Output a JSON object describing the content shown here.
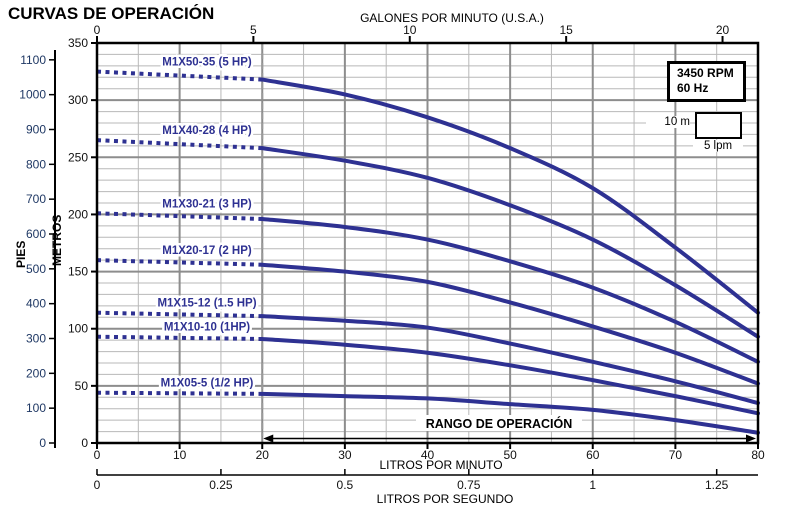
{
  "title": "CURVAS DE OPERACIÓN",
  "legend": {
    "rpm": "3450 RPM",
    "hz": "60 Hz"
  },
  "scale_box": {
    "vertical": "10 m",
    "horizontal": "5 lpm"
  },
  "colors": {
    "curve": "#2e3192",
    "grid_minor": "#b8b8b8",
    "grid_major": "#8d8d8d",
    "axis": "#000000",
    "dashed_guide": "#9a9a9a",
    "pies_ticks": "#1f3864",
    "text": "#111111"
  },
  "chart_data": {
    "type": "line",
    "title": "CURVAS DE OPERACIÓN",
    "x_bottom": {
      "label": "LITROS POR MINUTO",
      "range": [
        0,
        80
      ],
      "ticks": [
        0,
        10,
        20,
        30,
        40,
        50,
        60,
        70,
        80
      ]
    },
    "x_top": {
      "label": "GALONES POR MINUTO (U.S.A.)",
      "ticks": [
        0,
        5,
        10,
        15,
        20
      ],
      "lpm_per_unit": 3.78541
    },
    "x_seconds": {
      "label": "LITROS POR SEGUNDO",
      "ticks": [
        "0",
        "0.25",
        "0.5",
        "0.75",
        "1",
        "1.25"
      ],
      "lpm_per_unit": 60
    },
    "y_metros": {
      "label": "METROS",
      "range": [
        0,
        350
      ],
      "ticks": [
        0,
        50,
        100,
        150,
        200,
        250,
        300,
        350
      ]
    },
    "y_pies": {
      "label": "PIES",
      "ticks": [
        0,
        100,
        200,
        300,
        400,
        500,
        600,
        700,
        800,
        900,
        1000,
        1100
      ],
      "m_per_unit": 0.3048
    },
    "grid": {
      "minor_m": 10,
      "major_m": 50,
      "minor_lpm": 5,
      "major_lpm": 10
    },
    "guide_line_lpm": 20,
    "operating_range": {
      "label": "RANGO DE OPERACIÓN",
      "from_lpm": 20,
      "to_lpm": 80
    },
    "annotations": {
      "rpm": "3450 RPM",
      "hz": "60 Hz",
      "scale_v": "10 m",
      "scale_h": "5 lpm"
    },
    "series": [
      {
        "name": "M1X50-35 (5 HP)",
        "dotted": [
          [
            0,
            325
          ],
          [
            20,
            318
          ]
        ],
        "solid": [
          [
            20,
            318
          ],
          [
            30,
            305
          ],
          [
            40,
            285
          ],
          [
            50,
            258
          ],
          [
            60,
            223
          ],
          [
            70,
            171
          ],
          [
            80,
            114
          ]
        ]
      },
      {
        "name": "M1X40-28 (4 HP)",
        "dotted": [
          [
            0,
            265
          ],
          [
            20,
            258
          ]
        ],
        "solid": [
          [
            20,
            258
          ],
          [
            30,
            247
          ],
          [
            40,
            232
          ],
          [
            50,
            208
          ],
          [
            60,
            178
          ],
          [
            70,
            138
          ],
          [
            80,
            93
          ]
        ]
      },
      {
        "name": "M1X30-21 (3 HP)",
        "dotted": [
          [
            0,
            201
          ],
          [
            20,
            196
          ]
        ],
        "solid": [
          [
            20,
            196
          ],
          [
            30,
            189
          ],
          [
            40,
            178
          ],
          [
            50,
            159
          ],
          [
            60,
            136
          ],
          [
            70,
            106
          ],
          [
            80,
            71
          ]
        ]
      },
      {
        "name": "M1X20-17 (2 HP)",
        "dotted": [
          [
            0,
            160
          ],
          [
            20,
            156
          ]
        ],
        "solid": [
          [
            20,
            156
          ],
          [
            30,
            150
          ],
          [
            40,
            141
          ],
          [
            50,
            123
          ],
          [
            60,
            102
          ],
          [
            70,
            79
          ],
          [
            80,
            52
          ]
        ]
      },
      {
        "name": "M1X15-12 (1.5 HP)",
        "dotted": [
          [
            0,
            114
          ],
          [
            20,
            111
          ]
        ],
        "solid": [
          [
            20,
            111
          ],
          [
            30,
            107
          ],
          [
            40,
            101
          ],
          [
            50,
            87
          ],
          [
            60,
            71
          ],
          [
            70,
            54
          ],
          [
            80,
            35
          ]
        ]
      },
      {
        "name": "M1X10-10 (1HP)",
        "dotted": [
          [
            0,
            93
          ],
          [
            20,
            91
          ]
        ],
        "solid": [
          [
            20,
            91
          ],
          [
            30,
            86
          ],
          [
            40,
            79
          ],
          [
            50,
            68
          ],
          [
            60,
            55
          ],
          [
            70,
            41
          ],
          [
            80,
            26
          ]
        ]
      },
      {
        "name": "M1X05-5 (1/2 HP)",
        "dotted": [
          [
            0,
            44
          ],
          [
            20,
            43
          ]
        ],
        "solid": [
          [
            20,
            43
          ],
          [
            30,
            41
          ],
          [
            40,
            39
          ],
          [
            50,
            34
          ],
          [
            60,
            29
          ],
          [
            70,
            20
          ],
          [
            80,
            9
          ]
        ]
      }
    ]
  }
}
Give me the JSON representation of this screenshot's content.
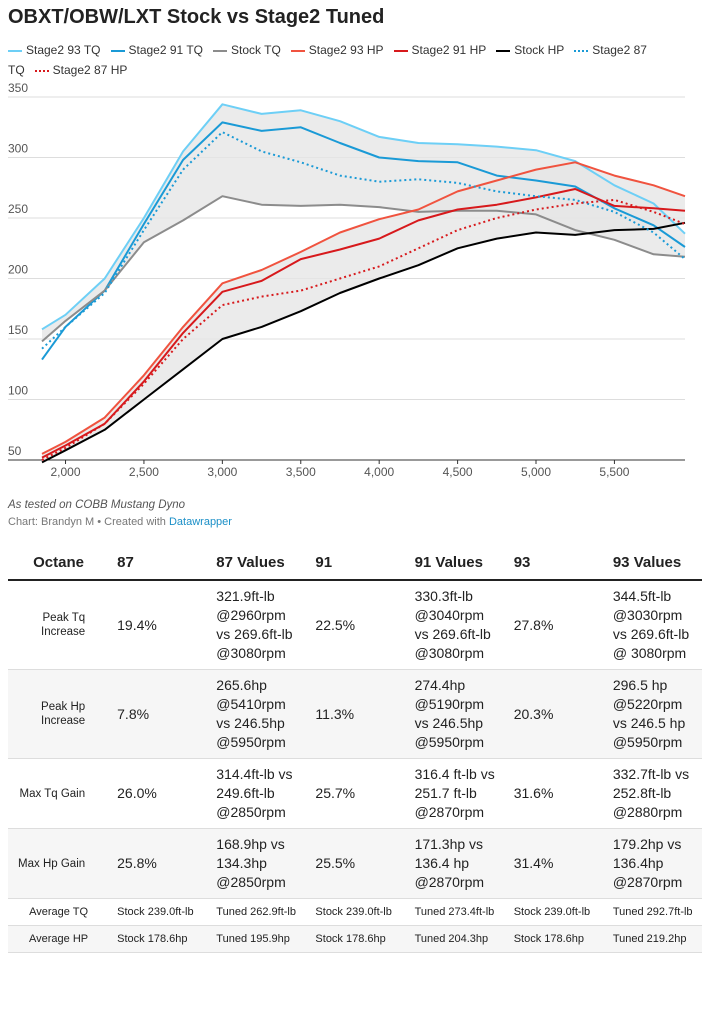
{
  "chart_data": {
    "type": "line",
    "title": "OBXT/OBW/LXT Stock vs Stage2 Tuned",
    "x": [
      1850,
      2000,
      2250,
      2500,
      2750,
      3000,
      3250,
      3500,
      3750,
      4000,
      4250,
      4500,
      4750,
      5000,
      5250,
      5500,
      5750,
      5950
    ],
    "series": [
      {
        "name": "Stage2 93 TQ",
        "color": "#6dcff6",
        "style": "solid",
        "values": [
          158,
          170,
          200,
          250,
          305,
          344,
          336,
          339,
          330,
          317,
          312,
          311,
          309,
          306,
          297,
          277,
          262,
          237
        ]
      },
      {
        "name": "Stage2 91 TQ",
        "color": "#1a9ad6",
        "style": "solid",
        "values": [
          133,
          160,
          190,
          245,
          298,
          329,
          322,
          325,
          312,
          300,
          297,
          296,
          285,
          281,
          276,
          258,
          244,
          226
        ]
      },
      {
        "name": "Stock TQ",
        "color": "#8c8c8c",
        "style": "solid",
        "values": [
          148,
          165,
          190,
          230,
          248,
          268,
          261,
          260,
          261,
          259,
          255,
          256,
          256,
          253,
          240,
          232,
          220,
          218
        ]
      },
      {
        "name": "Stage2 93 HP",
        "color": "#f0533f",
        "style": "solid",
        "values": [
          55,
          65,
          85,
          120,
          160,
          196,
          207,
          222,
          238,
          249,
          257,
          272,
          281,
          290,
          296,
          285,
          277,
          268
        ]
      },
      {
        "name": "Stage2 91 HP",
        "color": "#d7191c",
        "style": "solid",
        "values": [
          52,
          62,
          80,
          115,
          155,
          189,
          198,
          216,
          224,
          233,
          248,
          257,
          261,
          267,
          274,
          260,
          258,
          256
        ]
      },
      {
        "name": "Stock HP",
        "color": "#000000",
        "style": "solid",
        "values": [
          48,
          58,
          75,
          100,
          125,
          150,
          160,
          173,
          188,
          200,
          211,
          225,
          233,
          238,
          236,
          240,
          241,
          246
        ]
      },
      {
        "name": "Stage2 87 TQ",
        "color": "#1a9ad6",
        "style": "dotted",
        "values": [
          142,
          160,
          188,
          240,
          290,
          321,
          305,
          296,
          285,
          280,
          282,
          279,
          272,
          268,
          265,
          255,
          238,
          216
        ]
      },
      {
        "name": "Stage2 87 HP",
        "color": "#d7191c",
        "style": "dotted",
        "values": [
          50,
          60,
          80,
          113,
          150,
          178,
          185,
          190,
          200,
          210,
          225,
          240,
          250,
          257,
          262,
          265,
          255,
          245
        ]
      }
    ],
    "xlim": [
      1850,
      5950
    ],
    "xticks": [
      {
        "value": 2000,
        "label": "2,000"
      },
      {
        "value": 2500,
        "label": "2,500"
      },
      {
        "value": 3000,
        "label": "3,000"
      },
      {
        "value": 3500,
        "label": "3,500"
      },
      {
        "value": 4000,
        "label": "4,000"
      },
      {
        "value": 4500,
        "label": "4,500"
      },
      {
        "value": 5000,
        "label": "5,000"
      },
      {
        "value": 5500,
        "label": "5,500"
      }
    ],
    "ylim": [
      50,
      350
    ],
    "yticks": [
      50,
      100,
      150,
      200,
      250,
      300,
      350
    ],
    "grid": true,
    "note": "As tested on COBB Mustang Dyno",
    "byline": "Chart: Brandyn M • Created with",
    "source_link": "Datawrapper"
  },
  "table": {
    "header": [
      "Octane",
      "87",
      "87 Values",
      "91",
      "91 Values",
      "93",
      "93 Values"
    ],
    "rows": [
      [
        "Peak Tq Increase",
        "19.4%",
        "321.9ft-lb @2960rpm vs 269.6ft-lb @3080rpm",
        "22.5%",
        "330.3ft-lb @3040rpm vs 269.6ft-lb @3080rpm",
        "27.8%",
        "344.5ft-lb @3030rpm vs 269.6ft-lb @ 3080rpm"
      ],
      [
        "Peak Hp Increase",
        "7.8%",
        "265.6hp @5410rpm vs 246.5hp @5950rpm",
        "11.3%",
        "274.4hp @5190rpm vs 246.5hp @5950rpm",
        "20.3%",
        "296.5 hp @5220rpm vs 246.5 hp @5950rpm"
      ],
      [
        "Max Tq Gain",
        "26.0%",
        "314.4ft-lb vs 249.6ft-lb @2850rpm",
        "25.7%",
        "316.4 ft-lb vs 251.7 ft-lb @2870rpm",
        "31.6%",
        "332.7ft-lb vs 252.8ft-lb @2880rpm"
      ],
      [
        "Max Hp Gain",
        "25.8%",
        "168.9hp vs 134.3hp @2850rpm",
        "25.5%",
        "171.3hp vs 136.4 hp @2870rpm",
        "31.4%",
        "179.2hp vs 136.4hp @2870rpm"
      ],
      [
        "Average TQ",
        "Stock 239.0ft-lb",
        "Tuned 262.9ft-lb",
        "Stock 239.0ft-lb",
        "Tuned 273.4ft-lb",
        "Stock 239.0ft-lb",
        "Tuned 292.7ft-lb"
      ],
      [
        "Average HP",
        "Stock 178.6hp",
        "Tuned 195.9hp",
        "Stock 178.6hp",
        "Tuned 204.3hp",
        "Stock 178.6hp",
        "Tuned 219.2hp"
      ]
    ]
  }
}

────────────────────

Collect the lines that hold "OPERACIÓN".

■ FINISHED EXERCISE:
  "title": "CURVAS DE OPERACIÓN",
    "title": "CURVAS DE OPERACIÓN",
      "label": "RANGO DE OPERACIÓN",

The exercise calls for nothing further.